[Lines of data]
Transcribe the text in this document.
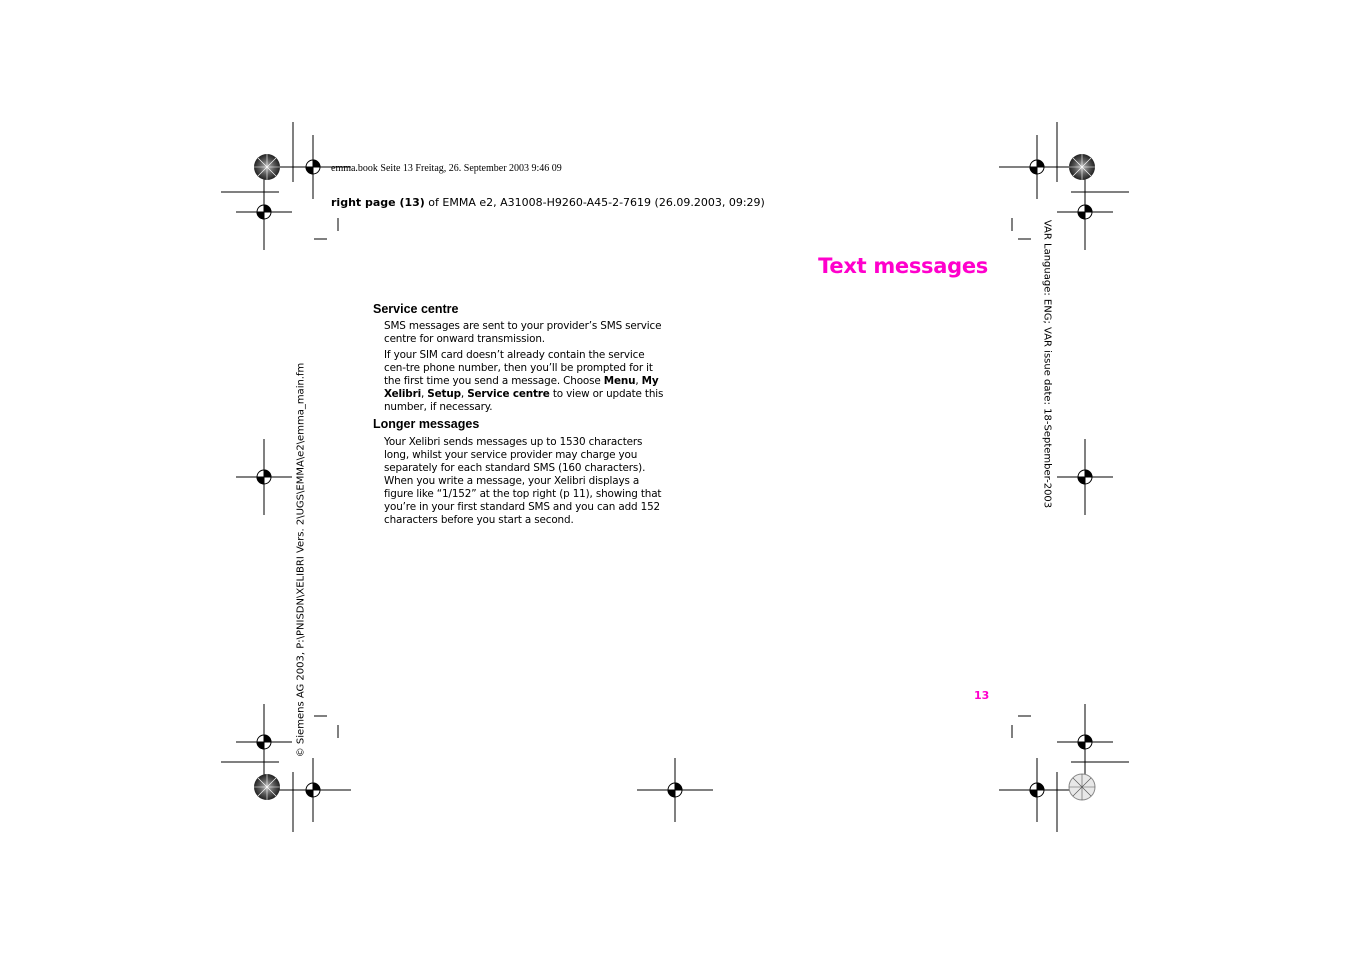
emma.book Seite 13 Freitag, 26. September 2003 9:46 09
right page (13) of EMMA e2, A31008-H9260-A45-2-7619 (26.09.2003, 09:29)
Text messages
Service centre
SMS messages are sent to your provider’s SMS service centre for onward transmission.
If your SIM card doesn’t already contain the service cen-tre phone number, then you’ll be prompted for it the first time you send a message. Choose Menu, My Xelibri, Setup, Service centre to view or update this number, if necessary.
Longer messages
Your Xelibri sends messages up to 1530 characters long, whilst your service provider may charge you separately for each standard SMS (160 characters). When you write a message, your Xelibri displays a figure like “1/152” at the top right (p 11), showing that you’re in your first standard SMS and you can add 152 characters before you start a second.
13
© Siemens AG 2003, P:\PNISDN\XELIBRI Vers. 2\UGS\EMMA\e2\emma_main.fm	VAR Language: ENG; VAR issue date: 18-September-2003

EXERCISE TASK: Copy the records above exactly, omitting every picture.

EXERCISE OUTPUT:
Transcribe the text in this document.
emma.book Seite 13 Freitag, 26. September 2003 9:46 09
right page (13) of EMMA e2, A31008-H9260-A45-2-7619 (26.09.2003, 09:29)
Text messages
Service centre
SMS messages are sent to your provider’s SMS service centre for onward transmission.
If your SIM card doesn’t already contain the service cen-tre phone number, then you’ll be prompted for it the first time you send a message. Choose Menu, My Xelibri, Setup, Service centre to view or update this number, if necessary.
Longer messages
Your Xelibri sends messages up to 1530 characters long, whilst your service provider may charge you separately for each standard SMS (160 characters). When you write a message, your Xelibri displays a figure like “1/152” at the top right (p 11), showing that you’re in your first standard SMS and you can add 152 characters before you start a second.
13
© Siemens AG 2003, P:\PNISDN\XELIBRI Vers. 2\UGS\EMMA\e2\emma_main.fm	VAR Language: ENG; VAR issue date: 18-September-2003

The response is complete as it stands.